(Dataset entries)
* BEGIN *
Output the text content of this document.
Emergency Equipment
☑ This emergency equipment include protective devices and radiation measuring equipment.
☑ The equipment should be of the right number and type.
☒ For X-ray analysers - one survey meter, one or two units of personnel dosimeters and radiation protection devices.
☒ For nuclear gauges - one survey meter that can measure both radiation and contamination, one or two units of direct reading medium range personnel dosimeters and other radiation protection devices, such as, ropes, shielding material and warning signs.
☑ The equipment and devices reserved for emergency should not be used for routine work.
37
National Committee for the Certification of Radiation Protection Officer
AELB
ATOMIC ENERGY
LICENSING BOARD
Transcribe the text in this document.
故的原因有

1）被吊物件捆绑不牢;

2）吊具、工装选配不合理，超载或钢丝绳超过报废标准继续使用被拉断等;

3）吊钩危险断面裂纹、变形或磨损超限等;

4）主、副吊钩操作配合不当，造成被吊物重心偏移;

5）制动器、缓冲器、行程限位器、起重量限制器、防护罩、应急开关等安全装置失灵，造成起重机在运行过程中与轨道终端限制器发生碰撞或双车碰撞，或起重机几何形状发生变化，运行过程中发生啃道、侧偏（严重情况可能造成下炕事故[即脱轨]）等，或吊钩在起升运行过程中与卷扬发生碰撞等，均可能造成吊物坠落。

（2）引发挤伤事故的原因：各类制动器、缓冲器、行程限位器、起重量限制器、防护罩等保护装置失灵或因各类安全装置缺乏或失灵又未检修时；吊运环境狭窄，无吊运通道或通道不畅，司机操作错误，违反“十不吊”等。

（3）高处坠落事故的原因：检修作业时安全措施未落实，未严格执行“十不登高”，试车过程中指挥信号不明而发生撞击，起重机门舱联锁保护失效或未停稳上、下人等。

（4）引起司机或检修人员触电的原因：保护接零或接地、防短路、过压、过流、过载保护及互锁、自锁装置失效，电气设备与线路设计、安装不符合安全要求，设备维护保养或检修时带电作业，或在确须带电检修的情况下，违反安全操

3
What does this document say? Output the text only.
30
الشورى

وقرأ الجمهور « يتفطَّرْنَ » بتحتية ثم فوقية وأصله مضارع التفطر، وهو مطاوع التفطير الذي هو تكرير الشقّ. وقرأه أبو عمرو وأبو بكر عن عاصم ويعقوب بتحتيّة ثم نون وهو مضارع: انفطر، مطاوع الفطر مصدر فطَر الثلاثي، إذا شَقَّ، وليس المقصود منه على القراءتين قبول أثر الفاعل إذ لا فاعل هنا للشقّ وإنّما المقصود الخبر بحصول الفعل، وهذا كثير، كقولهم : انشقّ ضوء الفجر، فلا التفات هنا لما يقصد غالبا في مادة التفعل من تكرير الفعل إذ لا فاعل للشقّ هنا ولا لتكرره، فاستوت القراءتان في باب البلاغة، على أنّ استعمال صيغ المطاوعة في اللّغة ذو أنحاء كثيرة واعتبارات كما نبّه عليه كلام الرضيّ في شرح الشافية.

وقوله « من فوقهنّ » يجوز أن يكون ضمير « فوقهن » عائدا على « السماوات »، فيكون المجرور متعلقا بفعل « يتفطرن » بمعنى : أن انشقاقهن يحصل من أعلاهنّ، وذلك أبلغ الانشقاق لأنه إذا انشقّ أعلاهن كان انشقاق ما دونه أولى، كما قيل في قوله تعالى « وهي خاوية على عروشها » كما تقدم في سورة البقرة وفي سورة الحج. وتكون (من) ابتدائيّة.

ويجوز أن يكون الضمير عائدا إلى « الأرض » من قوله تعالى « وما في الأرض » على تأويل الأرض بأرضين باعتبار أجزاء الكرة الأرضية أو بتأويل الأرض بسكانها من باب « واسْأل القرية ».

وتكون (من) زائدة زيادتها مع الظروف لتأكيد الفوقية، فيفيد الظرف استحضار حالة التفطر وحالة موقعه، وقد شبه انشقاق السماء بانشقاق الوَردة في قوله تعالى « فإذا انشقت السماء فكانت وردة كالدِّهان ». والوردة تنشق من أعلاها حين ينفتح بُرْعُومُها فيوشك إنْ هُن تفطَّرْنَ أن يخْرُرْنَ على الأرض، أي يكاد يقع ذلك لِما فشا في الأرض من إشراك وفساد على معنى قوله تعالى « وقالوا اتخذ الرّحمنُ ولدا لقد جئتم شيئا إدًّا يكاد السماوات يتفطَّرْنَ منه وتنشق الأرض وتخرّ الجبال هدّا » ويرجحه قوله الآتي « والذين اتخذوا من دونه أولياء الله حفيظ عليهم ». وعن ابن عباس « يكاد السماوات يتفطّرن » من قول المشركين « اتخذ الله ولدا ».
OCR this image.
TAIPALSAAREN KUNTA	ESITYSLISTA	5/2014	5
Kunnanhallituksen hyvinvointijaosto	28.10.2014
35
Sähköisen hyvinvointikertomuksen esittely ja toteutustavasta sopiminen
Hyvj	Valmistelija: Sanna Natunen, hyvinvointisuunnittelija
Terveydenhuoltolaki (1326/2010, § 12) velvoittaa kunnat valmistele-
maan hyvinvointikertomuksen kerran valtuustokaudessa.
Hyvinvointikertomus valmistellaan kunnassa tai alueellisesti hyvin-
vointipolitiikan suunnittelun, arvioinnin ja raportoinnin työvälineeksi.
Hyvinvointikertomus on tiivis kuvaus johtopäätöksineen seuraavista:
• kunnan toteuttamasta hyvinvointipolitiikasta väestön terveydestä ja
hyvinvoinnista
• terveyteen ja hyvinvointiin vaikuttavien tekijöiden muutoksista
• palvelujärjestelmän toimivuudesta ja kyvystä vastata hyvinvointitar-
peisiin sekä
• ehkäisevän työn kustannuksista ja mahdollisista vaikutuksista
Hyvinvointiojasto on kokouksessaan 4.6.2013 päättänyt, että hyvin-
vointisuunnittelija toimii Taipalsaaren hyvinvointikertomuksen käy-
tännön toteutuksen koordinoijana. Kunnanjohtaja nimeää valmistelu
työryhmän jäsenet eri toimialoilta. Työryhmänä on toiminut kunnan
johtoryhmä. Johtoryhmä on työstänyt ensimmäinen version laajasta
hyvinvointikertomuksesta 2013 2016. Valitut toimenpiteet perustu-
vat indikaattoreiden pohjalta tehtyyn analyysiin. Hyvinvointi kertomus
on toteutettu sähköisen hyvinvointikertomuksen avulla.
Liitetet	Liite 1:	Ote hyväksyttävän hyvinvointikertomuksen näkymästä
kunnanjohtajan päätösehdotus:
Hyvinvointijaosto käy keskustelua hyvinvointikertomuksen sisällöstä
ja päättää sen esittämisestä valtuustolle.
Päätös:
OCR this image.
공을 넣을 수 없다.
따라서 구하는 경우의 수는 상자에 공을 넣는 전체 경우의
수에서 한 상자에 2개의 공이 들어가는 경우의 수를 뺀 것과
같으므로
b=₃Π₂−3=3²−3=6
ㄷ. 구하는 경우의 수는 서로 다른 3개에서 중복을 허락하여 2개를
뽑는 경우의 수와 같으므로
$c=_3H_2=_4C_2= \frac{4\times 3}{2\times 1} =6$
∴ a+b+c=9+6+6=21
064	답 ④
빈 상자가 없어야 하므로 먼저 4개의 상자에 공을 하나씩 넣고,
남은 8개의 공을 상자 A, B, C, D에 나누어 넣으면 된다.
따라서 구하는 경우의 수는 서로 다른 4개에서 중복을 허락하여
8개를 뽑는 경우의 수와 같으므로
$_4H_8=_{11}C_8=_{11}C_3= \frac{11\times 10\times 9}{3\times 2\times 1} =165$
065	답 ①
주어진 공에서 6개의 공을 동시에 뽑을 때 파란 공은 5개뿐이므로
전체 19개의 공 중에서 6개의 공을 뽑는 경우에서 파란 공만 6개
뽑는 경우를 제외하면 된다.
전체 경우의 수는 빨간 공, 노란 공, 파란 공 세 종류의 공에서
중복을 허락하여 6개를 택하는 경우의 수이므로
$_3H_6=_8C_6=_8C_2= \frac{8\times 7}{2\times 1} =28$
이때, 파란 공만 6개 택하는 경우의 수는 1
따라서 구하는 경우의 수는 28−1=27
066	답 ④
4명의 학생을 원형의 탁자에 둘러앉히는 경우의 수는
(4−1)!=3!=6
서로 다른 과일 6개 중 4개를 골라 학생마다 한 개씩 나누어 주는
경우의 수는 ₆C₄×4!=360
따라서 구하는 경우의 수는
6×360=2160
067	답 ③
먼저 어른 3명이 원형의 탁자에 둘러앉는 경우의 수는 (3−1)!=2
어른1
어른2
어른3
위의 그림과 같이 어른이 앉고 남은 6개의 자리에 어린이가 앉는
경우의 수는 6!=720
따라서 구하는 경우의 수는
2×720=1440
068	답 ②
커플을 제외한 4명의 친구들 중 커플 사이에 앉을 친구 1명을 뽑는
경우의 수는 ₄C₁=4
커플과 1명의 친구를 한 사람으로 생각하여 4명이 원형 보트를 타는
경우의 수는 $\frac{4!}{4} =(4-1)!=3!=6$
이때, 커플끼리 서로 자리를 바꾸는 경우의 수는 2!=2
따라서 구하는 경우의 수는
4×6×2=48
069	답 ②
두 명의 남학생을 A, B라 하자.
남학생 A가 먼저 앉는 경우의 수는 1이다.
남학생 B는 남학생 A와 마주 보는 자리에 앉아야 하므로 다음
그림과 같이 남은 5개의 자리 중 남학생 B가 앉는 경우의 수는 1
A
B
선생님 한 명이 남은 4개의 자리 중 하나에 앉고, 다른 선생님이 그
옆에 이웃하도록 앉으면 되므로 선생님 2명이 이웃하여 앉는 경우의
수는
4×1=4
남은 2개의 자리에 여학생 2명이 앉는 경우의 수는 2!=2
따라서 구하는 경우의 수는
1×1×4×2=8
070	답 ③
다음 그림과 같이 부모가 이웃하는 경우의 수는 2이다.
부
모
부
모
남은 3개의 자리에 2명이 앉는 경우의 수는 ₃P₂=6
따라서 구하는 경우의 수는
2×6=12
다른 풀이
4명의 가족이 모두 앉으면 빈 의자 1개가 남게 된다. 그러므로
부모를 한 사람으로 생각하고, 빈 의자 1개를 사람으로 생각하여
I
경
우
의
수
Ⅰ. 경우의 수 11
* END *
◆ **Task details**
From the data above, gather every line that includes the word "hyvinvointikertomuksen".

◆ **Result below**
Sähköisen hyvinvointikertomuksen esittely ja toteutustavasta sopiminen
maan hyvinvointikertomuksen kerran valtuustokaudessa.
vointisuunnittelija toimii Taipalsaaren hyvinvointikertomuksen käy-
on toteutettu sähköisen hyvinvointikertomuksen avulla.
Liitetet	Liite 1:	Ote hyväksyttävän hyvinvointikertomuksen näkymästä
Hyvinvointijaosto käy keskustelua hyvinvointikertomuksen sisällöstä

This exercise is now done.